------ Data for this exercise ------

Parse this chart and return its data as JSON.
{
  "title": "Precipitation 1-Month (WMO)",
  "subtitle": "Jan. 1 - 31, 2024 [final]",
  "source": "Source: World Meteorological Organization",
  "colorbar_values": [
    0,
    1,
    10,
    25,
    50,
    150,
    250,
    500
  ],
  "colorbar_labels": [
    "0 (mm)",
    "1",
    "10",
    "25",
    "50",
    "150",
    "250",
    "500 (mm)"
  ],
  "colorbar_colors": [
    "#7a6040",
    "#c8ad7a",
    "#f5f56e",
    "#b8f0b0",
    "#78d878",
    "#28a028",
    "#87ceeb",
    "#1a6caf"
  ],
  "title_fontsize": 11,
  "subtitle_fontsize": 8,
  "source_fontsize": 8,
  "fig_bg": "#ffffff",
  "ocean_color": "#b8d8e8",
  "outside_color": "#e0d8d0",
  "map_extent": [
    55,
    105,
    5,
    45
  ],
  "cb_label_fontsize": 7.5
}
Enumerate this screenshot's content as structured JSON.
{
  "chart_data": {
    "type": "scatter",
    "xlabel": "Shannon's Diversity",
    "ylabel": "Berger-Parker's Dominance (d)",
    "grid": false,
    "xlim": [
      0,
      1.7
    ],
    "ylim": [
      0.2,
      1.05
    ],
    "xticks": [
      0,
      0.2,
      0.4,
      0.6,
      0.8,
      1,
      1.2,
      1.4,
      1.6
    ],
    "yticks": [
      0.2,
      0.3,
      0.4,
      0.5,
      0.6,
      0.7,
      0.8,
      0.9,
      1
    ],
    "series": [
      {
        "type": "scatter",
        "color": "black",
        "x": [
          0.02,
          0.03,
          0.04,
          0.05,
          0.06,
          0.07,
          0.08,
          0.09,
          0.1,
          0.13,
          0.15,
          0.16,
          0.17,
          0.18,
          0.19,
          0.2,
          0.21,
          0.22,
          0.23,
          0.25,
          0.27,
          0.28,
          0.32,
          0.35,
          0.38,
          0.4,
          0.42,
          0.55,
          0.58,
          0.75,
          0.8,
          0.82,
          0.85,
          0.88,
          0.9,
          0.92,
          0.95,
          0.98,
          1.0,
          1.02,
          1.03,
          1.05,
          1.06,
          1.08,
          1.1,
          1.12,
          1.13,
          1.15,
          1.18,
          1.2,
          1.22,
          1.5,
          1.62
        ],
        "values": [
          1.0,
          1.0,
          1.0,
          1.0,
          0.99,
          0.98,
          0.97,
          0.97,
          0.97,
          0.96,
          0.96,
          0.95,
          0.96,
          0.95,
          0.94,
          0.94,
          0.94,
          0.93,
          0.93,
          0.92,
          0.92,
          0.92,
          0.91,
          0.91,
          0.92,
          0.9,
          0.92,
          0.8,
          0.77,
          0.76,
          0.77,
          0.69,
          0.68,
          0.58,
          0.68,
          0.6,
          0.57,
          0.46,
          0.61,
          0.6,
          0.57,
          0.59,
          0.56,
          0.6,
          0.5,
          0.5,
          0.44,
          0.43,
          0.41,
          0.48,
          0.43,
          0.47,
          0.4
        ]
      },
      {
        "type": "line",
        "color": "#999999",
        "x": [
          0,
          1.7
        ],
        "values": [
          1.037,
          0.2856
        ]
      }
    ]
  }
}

------

**What you are asked to do**: Copy out the full set of records precisely, leaving nothing out.

**Task response**:
Parse this chart and return its data as JSON.
{
  "title": "Precipitation 1-Month (WMO)",
  "subtitle": "Jan. 1 - 31, 2024 [final]",
  "source": "Source: World Meteorological Organization",
  "colorbar_values": [
    0,
    1,
    10,
    25,
    50,
    150,
    250,
    500
  ],
  "colorbar_labels": [
    "0 (mm)",
    "1",
    "10",
    "25",
    "50",
    "150",
    "250",
    "500 (mm)"
  ],
  "colorbar_colors": [
    "#7a6040",
    "#c8ad7a",
    "#f5f56e",
    "#b8f0b0",
    "#78d878",
    "#28a028",
    "#87ceeb",
    "#1a6caf"
  ],
  "title_fontsize": 11,
  "subtitle_fontsize": 8,
  "source_fontsize": 8,
  "fig_bg": "#ffffff",
  "ocean_color": "#b8d8e8",
  "outside_color": "#e0d8d0",
  "map_extent": [
    55,
    105,
    5,
    45
  ],
  "cb_label_fontsize": 7.5
}
Enumerate this screenshot's content as structured JSON.
{
  "chart_data": {
    "type": "scatter",
    "xlabel": "Shannon's Diversity",
    "ylabel": "Berger-Parker's Dominance (d)",
    "grid": false,
    "xlim": [
      0,
      1.7
    ],
    "ylim": [
      0.2,
      1.05
    ],
    "xticks": [
      0,
      0.2,
      0.4,
      0.6,
      0.8,
      1,
      1.2,
      1.4,
      1.6
    ],
    "yticks": [
      0.2,
      0.3,
      0.4,
      0.5,
      0.6,
      0.7,
      0.8,
      0.9,
      1
    ],
    "series": [
      {
        "type": "scatter",
        "color": "black",
        "x": [
          0.02,
          0.03,
          0.04,
          0.05,
          0.06,
          0.07,
          0.08,
          0.09,
          0.1,
          0.13,
          0.15,
          0.16,
          0.17,
          0.18,
          0.19,
          0.2,
          0.21,
          0.22,
          0.23,
          0.25,
          0.27,
          0.28,
          0.32,
          0.35,
          0.38,
          0.4,
          0.42,
          0.55,
          0.58,
          0.75,
          0.8,
          0.82,
          0.85,
          0.88,
          0.9,
          0.92,
          0.95,
          0.98,
          1.0,
          1.02,
          1.03,
          1.05,
          1.06,
          1.08,
          1.1,
          1.12,
          1.13,
          1.15,
          1.18,
          1.2,
          1.22,
          1.5,
          1.62
        ],
        "values": [
          1.0,
          1.0,
          1.0,
          1.0,
          0.99,
          0.98,
          0.97,
          0.97,
          0.97,
          0.96,
          0.96,
          0.95,
          0.96,
          0.95,
          0.94,
          0.94,
          0.94,
          0.93,
          0.93,
          0.92,
          0.92,
          0.92,
          0.91,
          0.91,
          0.92,
          0.9,
          0.92,
          0.8,
          0.77,
          0.76,
          0.77,
          0.69,
          0.68,
          0.58,
          0.68,
          0.6,
          0.57,
          0.46,
          0.61,
          0.6,
          0.57,
          0.59,
          0.56,
          0.6,
          0.5,
          0.5,
          0.44,
          0.43,
          0.41,
          0.48,
          0.43,
          0.47,
          0.4
        ]
      },
      {
        "type": "line",
        "color": "#999999",
        "x": [
          0,
          1.7
        ],
        "values": [
          1.037,
          0.2856
        ]
      }
    ]
  }
}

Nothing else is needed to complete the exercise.